◆ Task details
From the listing below, extract every line in which the word "image" appears.

◆ Data to use
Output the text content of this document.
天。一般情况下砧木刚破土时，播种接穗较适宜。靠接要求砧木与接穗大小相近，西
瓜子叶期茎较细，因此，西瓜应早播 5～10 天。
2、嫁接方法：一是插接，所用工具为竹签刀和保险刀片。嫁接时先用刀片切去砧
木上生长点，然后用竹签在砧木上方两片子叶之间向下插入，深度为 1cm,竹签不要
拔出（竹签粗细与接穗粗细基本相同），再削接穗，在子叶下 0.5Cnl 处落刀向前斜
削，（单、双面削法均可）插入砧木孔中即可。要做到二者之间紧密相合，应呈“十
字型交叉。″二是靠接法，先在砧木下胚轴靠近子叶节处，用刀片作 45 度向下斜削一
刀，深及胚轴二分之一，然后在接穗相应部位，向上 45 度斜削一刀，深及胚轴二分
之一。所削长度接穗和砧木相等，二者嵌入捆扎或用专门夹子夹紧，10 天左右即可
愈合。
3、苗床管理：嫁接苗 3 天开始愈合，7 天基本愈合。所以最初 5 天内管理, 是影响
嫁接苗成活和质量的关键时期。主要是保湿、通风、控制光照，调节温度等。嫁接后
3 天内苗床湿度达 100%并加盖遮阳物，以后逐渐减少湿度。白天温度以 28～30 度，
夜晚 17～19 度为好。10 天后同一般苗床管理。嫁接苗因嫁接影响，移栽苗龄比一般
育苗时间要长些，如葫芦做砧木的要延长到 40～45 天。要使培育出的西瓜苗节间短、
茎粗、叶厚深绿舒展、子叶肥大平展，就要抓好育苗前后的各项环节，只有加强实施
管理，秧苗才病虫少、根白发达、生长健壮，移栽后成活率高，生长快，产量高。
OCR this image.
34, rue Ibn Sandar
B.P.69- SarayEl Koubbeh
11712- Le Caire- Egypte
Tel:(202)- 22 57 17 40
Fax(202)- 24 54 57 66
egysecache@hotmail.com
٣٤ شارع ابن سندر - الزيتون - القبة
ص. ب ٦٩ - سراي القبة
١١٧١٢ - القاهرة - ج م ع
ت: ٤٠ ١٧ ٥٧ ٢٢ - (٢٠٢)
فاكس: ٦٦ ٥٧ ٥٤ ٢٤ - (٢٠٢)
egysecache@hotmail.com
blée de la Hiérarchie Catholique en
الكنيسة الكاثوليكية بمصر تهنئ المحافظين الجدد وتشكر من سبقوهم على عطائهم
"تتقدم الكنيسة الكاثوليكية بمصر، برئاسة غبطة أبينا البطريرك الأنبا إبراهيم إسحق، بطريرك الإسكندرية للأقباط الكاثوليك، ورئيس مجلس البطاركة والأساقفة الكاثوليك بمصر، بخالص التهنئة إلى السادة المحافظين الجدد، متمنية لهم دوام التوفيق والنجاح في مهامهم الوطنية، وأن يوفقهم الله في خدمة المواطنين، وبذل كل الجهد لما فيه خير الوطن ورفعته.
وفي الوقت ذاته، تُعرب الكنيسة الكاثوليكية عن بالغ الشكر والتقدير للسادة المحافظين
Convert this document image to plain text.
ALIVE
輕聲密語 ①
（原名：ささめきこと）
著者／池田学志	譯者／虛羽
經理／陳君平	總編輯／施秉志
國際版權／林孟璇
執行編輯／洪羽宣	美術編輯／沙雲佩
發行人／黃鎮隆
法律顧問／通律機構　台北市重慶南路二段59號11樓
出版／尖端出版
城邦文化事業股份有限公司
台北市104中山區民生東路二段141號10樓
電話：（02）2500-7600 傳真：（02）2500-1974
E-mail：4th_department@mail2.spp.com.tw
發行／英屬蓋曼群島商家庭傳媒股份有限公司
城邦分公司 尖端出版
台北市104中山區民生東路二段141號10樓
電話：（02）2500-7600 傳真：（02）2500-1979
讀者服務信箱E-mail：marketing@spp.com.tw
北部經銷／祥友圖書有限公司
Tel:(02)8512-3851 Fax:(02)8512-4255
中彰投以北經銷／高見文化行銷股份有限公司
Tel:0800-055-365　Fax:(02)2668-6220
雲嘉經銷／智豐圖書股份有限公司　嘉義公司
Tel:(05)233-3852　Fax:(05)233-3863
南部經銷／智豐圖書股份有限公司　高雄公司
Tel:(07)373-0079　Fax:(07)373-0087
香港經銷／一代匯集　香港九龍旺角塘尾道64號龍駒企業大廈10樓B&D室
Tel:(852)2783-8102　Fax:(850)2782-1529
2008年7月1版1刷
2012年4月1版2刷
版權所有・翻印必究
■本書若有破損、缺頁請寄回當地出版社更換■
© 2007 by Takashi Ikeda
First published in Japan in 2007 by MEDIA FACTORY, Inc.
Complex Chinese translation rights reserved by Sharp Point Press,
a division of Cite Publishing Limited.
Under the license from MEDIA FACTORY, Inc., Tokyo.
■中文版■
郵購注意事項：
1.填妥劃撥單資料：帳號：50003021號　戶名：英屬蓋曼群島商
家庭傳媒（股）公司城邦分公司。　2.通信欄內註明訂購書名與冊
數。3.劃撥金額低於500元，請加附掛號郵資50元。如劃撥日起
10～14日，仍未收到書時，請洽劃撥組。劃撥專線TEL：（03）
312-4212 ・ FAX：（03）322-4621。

◆ Result for this exercise
OCR this image.
Convert this document image to plain text.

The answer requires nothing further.